# Required task:
Write out, with no changes, the lines from the very first one through the line that contains "- wind-date-label: APR 21: [882, 557, 954, 579]", both included.
** Begin **
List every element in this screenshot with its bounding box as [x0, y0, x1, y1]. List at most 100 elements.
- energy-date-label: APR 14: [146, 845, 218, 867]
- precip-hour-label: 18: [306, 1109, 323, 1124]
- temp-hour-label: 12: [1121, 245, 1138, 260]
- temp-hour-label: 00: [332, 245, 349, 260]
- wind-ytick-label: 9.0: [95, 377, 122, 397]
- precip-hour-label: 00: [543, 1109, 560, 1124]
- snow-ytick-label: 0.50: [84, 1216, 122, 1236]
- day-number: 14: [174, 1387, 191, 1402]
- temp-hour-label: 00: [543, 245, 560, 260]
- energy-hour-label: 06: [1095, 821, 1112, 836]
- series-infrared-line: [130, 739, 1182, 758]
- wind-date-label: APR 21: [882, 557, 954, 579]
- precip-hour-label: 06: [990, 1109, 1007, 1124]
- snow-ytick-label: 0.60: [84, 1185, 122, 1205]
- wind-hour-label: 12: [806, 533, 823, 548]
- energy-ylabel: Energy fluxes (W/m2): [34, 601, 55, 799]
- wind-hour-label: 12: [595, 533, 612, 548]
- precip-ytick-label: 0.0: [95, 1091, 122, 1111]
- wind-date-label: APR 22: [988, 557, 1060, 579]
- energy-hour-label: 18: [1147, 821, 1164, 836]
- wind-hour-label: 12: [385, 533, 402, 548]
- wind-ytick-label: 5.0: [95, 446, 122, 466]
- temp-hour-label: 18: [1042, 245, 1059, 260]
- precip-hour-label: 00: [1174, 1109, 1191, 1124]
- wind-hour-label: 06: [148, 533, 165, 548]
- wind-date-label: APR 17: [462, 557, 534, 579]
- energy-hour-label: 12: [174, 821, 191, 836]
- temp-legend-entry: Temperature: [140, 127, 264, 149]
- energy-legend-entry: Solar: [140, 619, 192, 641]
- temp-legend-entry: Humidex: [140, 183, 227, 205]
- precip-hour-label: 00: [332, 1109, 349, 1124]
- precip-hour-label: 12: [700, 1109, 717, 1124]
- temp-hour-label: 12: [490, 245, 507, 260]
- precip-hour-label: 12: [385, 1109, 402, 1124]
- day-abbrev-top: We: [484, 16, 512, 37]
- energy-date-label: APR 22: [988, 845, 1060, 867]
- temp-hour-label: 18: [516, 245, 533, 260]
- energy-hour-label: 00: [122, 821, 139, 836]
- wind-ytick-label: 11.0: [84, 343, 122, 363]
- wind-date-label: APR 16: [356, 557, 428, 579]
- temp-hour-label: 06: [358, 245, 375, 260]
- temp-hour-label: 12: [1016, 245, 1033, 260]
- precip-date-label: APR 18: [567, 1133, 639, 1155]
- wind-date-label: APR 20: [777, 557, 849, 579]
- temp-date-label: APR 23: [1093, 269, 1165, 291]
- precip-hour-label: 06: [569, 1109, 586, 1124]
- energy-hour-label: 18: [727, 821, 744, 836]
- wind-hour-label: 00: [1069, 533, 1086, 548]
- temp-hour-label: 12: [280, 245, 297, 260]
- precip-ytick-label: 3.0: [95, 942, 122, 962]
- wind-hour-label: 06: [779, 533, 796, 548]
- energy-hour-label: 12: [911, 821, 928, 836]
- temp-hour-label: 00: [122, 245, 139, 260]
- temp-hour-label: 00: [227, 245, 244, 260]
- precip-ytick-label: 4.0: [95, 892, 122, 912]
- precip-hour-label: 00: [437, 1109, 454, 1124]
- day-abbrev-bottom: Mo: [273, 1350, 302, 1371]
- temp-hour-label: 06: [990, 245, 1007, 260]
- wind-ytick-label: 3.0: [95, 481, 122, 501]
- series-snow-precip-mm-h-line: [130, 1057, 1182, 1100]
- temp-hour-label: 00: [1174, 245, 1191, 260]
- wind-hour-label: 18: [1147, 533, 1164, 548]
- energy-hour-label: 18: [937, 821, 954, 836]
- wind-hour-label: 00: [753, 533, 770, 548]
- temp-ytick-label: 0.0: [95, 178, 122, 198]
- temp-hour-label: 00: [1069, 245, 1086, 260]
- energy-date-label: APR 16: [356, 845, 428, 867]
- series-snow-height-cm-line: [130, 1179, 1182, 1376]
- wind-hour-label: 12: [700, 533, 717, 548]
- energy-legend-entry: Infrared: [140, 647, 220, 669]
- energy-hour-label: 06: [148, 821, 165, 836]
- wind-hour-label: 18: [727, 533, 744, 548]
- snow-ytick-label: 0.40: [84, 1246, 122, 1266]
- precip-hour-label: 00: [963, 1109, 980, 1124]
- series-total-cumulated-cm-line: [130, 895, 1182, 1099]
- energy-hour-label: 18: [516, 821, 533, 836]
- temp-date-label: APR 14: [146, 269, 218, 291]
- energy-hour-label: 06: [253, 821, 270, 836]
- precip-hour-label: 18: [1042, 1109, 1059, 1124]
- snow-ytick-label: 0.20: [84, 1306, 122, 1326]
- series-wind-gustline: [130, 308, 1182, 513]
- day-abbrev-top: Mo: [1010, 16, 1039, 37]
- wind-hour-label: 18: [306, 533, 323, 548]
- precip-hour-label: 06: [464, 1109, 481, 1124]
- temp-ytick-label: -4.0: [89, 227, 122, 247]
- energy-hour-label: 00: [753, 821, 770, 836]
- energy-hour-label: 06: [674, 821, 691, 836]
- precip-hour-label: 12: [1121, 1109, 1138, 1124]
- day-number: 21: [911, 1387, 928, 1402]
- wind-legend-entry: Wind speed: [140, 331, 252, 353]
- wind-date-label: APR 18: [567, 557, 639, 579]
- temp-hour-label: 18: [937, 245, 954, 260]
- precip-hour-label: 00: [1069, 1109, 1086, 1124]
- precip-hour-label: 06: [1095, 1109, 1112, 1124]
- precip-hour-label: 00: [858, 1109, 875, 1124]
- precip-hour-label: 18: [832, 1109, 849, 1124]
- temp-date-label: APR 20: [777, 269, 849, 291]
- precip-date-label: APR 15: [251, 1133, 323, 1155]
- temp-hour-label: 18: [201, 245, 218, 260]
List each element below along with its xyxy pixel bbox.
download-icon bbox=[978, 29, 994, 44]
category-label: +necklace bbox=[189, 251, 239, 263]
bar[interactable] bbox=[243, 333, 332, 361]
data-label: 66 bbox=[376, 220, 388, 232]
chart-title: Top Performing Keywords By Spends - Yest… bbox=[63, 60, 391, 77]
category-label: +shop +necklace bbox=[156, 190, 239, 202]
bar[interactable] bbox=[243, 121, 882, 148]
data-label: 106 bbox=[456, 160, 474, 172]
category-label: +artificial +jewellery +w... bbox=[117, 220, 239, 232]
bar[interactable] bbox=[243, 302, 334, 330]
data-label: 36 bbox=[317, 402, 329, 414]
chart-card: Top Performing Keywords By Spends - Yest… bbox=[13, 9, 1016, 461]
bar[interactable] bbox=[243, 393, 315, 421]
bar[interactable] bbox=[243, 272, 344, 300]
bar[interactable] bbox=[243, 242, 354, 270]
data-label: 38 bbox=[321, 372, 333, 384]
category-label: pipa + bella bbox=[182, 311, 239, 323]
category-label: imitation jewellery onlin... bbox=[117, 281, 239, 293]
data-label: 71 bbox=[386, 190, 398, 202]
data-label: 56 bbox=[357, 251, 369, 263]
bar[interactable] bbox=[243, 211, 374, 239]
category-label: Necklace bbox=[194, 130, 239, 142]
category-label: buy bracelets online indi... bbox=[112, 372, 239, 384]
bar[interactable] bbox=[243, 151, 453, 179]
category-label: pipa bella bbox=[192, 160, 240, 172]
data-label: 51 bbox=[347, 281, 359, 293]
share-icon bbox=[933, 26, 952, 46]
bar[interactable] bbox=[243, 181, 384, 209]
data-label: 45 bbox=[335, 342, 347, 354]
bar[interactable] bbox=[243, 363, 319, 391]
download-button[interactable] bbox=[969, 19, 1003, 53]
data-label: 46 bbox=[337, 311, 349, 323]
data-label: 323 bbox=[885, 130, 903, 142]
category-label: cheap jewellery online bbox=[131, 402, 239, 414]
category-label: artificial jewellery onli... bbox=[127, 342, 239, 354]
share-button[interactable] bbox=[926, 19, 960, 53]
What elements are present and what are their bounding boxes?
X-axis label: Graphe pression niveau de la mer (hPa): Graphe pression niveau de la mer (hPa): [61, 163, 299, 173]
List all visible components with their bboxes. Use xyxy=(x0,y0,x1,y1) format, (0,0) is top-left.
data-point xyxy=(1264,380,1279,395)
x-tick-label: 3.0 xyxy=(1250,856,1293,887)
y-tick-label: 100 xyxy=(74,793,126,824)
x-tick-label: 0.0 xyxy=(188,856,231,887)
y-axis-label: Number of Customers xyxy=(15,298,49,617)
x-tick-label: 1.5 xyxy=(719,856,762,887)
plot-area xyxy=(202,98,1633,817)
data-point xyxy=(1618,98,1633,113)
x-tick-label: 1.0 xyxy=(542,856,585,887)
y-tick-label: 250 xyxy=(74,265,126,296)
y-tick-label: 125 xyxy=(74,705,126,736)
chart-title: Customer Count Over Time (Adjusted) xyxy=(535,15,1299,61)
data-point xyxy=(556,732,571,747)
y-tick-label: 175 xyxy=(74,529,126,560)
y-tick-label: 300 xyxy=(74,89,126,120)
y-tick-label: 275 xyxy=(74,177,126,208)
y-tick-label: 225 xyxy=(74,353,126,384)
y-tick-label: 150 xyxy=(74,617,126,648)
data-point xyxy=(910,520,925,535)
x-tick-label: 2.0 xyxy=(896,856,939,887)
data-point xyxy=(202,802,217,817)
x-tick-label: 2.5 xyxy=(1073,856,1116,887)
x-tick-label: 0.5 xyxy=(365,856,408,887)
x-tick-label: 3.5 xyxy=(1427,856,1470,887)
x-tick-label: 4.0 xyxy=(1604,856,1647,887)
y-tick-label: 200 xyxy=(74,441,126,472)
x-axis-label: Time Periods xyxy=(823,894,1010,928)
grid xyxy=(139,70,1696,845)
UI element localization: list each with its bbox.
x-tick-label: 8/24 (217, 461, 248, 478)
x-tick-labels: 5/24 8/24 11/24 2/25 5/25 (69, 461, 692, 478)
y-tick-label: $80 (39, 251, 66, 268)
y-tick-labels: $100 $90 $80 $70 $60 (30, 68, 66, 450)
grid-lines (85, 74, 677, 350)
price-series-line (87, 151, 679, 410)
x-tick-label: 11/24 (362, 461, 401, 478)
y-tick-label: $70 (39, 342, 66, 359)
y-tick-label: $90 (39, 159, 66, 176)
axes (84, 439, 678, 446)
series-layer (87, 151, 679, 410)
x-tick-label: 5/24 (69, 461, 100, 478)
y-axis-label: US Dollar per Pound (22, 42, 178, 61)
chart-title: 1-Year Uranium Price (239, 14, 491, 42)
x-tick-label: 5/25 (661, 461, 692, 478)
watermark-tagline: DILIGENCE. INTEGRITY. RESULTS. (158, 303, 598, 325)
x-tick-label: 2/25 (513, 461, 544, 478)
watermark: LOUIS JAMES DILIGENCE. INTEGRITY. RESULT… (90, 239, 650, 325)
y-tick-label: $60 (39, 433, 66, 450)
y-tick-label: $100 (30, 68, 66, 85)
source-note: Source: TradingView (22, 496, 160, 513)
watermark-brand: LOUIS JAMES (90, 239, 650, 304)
** End **
# Complete output:
List every element in this screenshot with its bounding box as [x0, y0, x1, y1]. List at most 100 elements.
- energy-date-label: APR 14: [146, 845, 218, 867]
- precip-hour-label: 18: [306, 1109, 323, 1124]
- temp-hour-label: 12: [1121, 245, 1138, 260]
- temp-hour-label: 00: [332, 245, 349, 260]
- wind-ytick-label: 9.0: [95, 377, 122, 397]
- precip-hour-label: 00: [543, 1109, 560, 1124]
- snow-ytick-label: 0.50: [84, 1216, 122, 1236]
- day-number: 14: [174, 1387, 191, 1402]
- temp-hour-label: 00: [543, 245, 560, 260]
- energy-hour-label: 06: [1095, 821, 1112, 836]
- series-infrared-line: [130, 739, 1182, 758]
- wind-date-label: APR 21: [882, 557, 954, 579]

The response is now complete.